- [Stated task] Write out, word for word, every line from the one containing "Read this page and output its text content." through the last line of the records below, both ends included.

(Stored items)
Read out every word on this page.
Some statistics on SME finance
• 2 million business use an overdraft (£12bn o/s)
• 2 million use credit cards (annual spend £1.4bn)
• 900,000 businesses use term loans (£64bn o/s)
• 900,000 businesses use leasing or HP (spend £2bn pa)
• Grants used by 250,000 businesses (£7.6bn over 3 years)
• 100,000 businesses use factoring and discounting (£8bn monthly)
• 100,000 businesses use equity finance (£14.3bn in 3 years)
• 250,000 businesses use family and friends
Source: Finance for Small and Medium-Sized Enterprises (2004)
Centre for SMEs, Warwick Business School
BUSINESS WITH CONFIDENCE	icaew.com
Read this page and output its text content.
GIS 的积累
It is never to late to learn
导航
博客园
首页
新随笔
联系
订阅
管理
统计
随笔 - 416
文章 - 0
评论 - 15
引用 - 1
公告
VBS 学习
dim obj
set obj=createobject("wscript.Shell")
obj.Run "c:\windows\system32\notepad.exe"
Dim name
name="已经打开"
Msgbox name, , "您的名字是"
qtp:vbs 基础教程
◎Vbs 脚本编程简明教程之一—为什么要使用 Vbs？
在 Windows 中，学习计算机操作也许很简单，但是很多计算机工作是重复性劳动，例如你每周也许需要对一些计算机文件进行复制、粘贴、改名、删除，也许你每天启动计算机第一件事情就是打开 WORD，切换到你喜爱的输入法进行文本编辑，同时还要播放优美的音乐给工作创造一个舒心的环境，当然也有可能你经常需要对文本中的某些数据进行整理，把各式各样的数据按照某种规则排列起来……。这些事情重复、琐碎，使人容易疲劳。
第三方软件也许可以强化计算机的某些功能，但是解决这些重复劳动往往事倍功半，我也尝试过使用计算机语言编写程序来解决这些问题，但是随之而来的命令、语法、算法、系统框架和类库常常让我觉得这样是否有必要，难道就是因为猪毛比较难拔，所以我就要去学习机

- [Output of the exercise]
Read this page and output its text content.
GIS 的积累
It is never to late to learn
导航
博客园
首页
新随笔
联系
订阅
管理
统计
随笔 - 416
文章 - 0
评论 - 15
引用 - 1
公告
VBS 学习
dim obj
set obj=createobject("wscript.Shell")
obj.Run "c:\windows\system32\notepad.exe"
Dim name
name="已经打开"
Msgbox name, , "您的名字是"
qtp:vbs 基础教程
◎Vbs 脚本编程简明教程之一—为什么要使用 Vbs？
在 Windows 中，学习计算机操作也许很简单，但是很多计算机工作是重复性劳动，例如你每周也许需要对一些计算机文件进行复制、粘贴、改名、删除，也许你每天启动计算机第一件事情就是打开 WORD，切换到你喜爱的输入法进行文本编辑，同时还要播放优美的音乐给工作创造一个舒心的环境，当然也有可能你经常需要对文本中的某些数据进行整理，把各式各样的数据按照某种规则排列起来……。这些事情重复、琐碎，使人容易疲劳。
第三方软件也许可以强化计算机的某些功能，但是解决这些重复劳动往往事倍功半，我也尝试过使用计算机语言编写程序来解决这些问题，但是随之而来的命令、语法、算法、系统框架和类库常常让我觉得这样是否有必要，难道就是因为猪毛比较难拔，所以我就要去学习机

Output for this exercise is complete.